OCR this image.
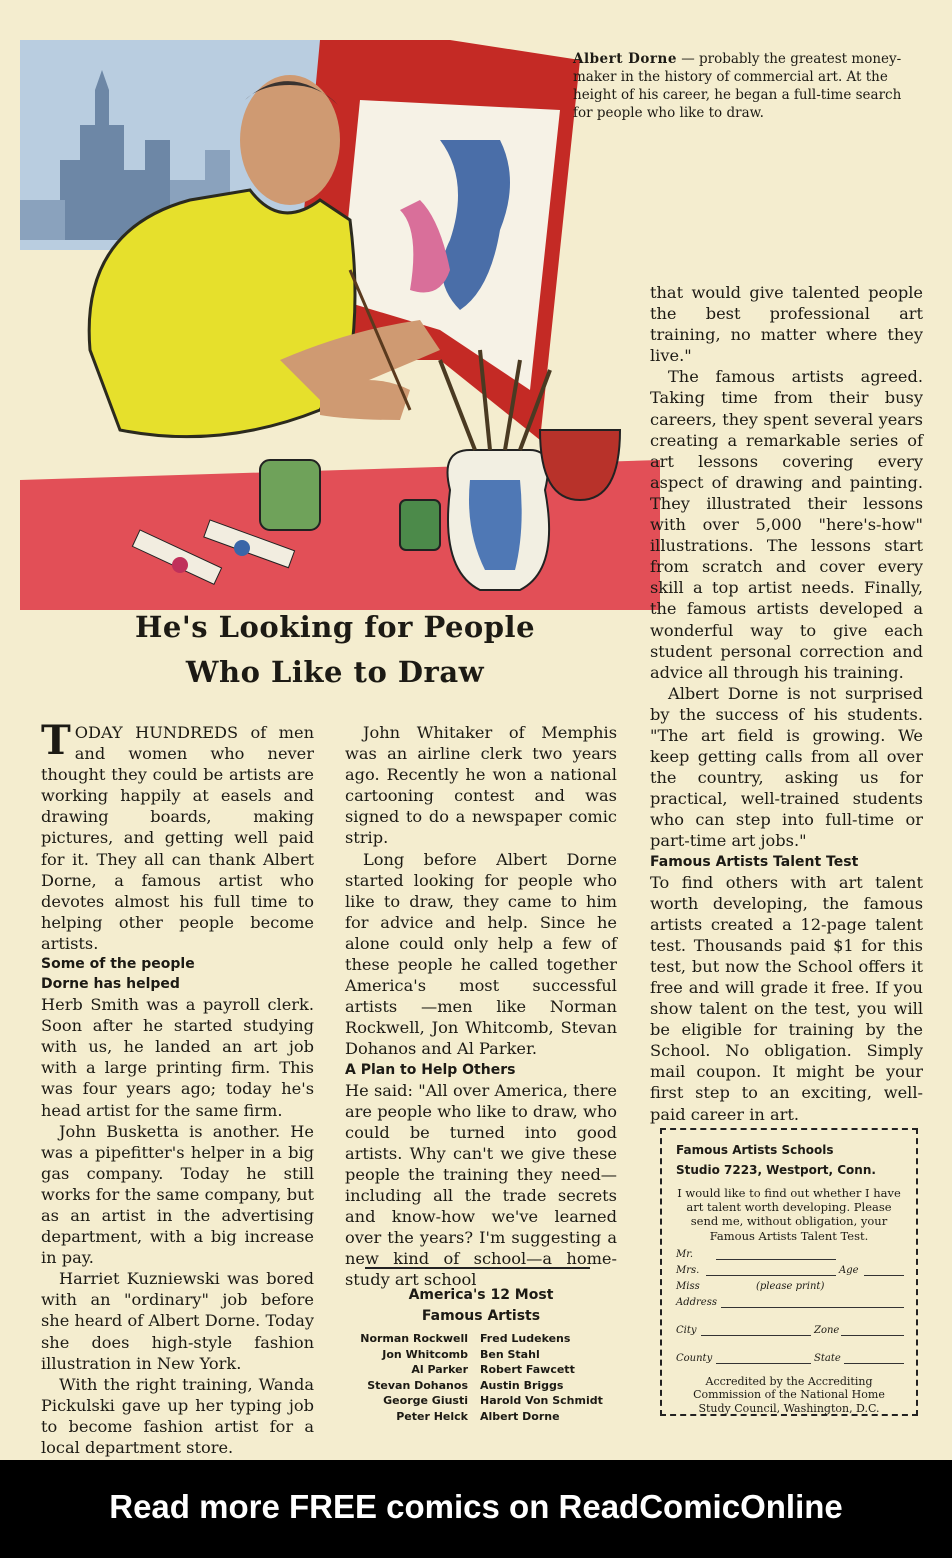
Albert Dorne — probably the greatest money-maker in the history of commercial art. At the height of his career, he began a full-time search for people who like to draw.
He's Looking for People
Who Like to Draw

TODAY HUNDREDS of men and women who never thought they could be artists are working happily at easels and drawing boards, making pictures, and getting well paid for it. They all can thank Albert Dorne, a famous artist who devotes almost his full time to helping other people become artists.

Some of the people

Dorne has helped

Herb Smith was a payroll clerk. Soon after he started studying with us, he landed an art job with a large printing firm. This was four years ago; today he's head artist for the same firm.

John Busketta is another. He was a pipefitter's helper in a big gas company. Today he still works for the same company, but as an artist in the advertising department, with a big increase in pay.

Harriet Kuzniewski was bored with an "ordinary" job before she heard of Albert Dorne. Today she does high-style fashion illustration in New York.

With the right training, Wanda Pickulski gave up her typing job to become fashion artist for a local department store.

John Whitaker of Memphis was an airline clerk two years ago. Recently he won a national cartooning contest and was signed to do a newspaper comic strip.

Long before Albert Dorne started looking for people who like to draw, they came to him for advice and help. Since he alone could only help a few of these people he called together America's most successful artists —men like Norman Rockwell, Jon Whitcomb, Stevan Dohanos and Al Parker.

A Plan to Help Others

He said: "All over America, there are people who like to draw, who could be turned into good artists. Why can't we give these people the training they need—including all the trade secrets and know-how we've learned over the years? I'm suggesting a new kind of school—a home-study art school

that would give talented people the best professional art training, no matter where they live."

The famous artists agreed. Taking time from their busy careers, they spent several years creating a remarkable series of art lessons covering every aspect of drawing and painting. They illustrated their lessons with over 5,000 "here's-how" illustrations. The lessons start from scratch and cover every skill a top artist needs. Finally, the famous artists developed a wonderful way to give each student personal correction and advice all through his training.

Albert Dorne is not surprised by the success of his students. "The art field is growing. We keep getting calls from all over the country, asking us for practical, well-trained students who can step into full-time or part-time art jobs."

Famous Artists Talent Test

To find others with art talent worth developing, the famous artists created a 12-page talent test. Thousands paid $1 for this test, but now the School offers it free and will grade it free. If you show talent on the test, you will be eligible for training by the School. No obligation. Simply mail coupon. It might be your first step to an exciting, well-paid career in art.

America's 12 Most
Famous Artists
Norman Rockwell	Fred Ludekens
Jon Whitcomb	Ben Stahl
Al Parker	Robert Fawcett
Stevan Dohanos	Austin Briggs
George Giusti	Harold Von Schmidt
Peter Helck	Albert Dorne
Famous Artists Schools
Studio 7223, Westport, Conn.
I would like to find out whether I have art talent worth developing. Please send me, without obligation, your Famous Artists Talent Test.
Mr.
Mrs.	Age
Miss	(please print)
Address
City	Zone
County	State
Accredited by the Accrediting Commission of the National Home Study Council, Washington, D.C.
Read more FREE comics on ReadComicOnline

- What is expected
Display every line of the listing that contains the string "Norman".

- Exercise response
Long before Albert Dorne started looking for people who like to draw, they came to him for advice and help. Since he alone could only help a few of these people he called together America's most successful artists —men like Norman Rockwell, Jon Whitcomb, Stevan Dohanos and Al Parker.
Norman Rockwell	Fred Ludekens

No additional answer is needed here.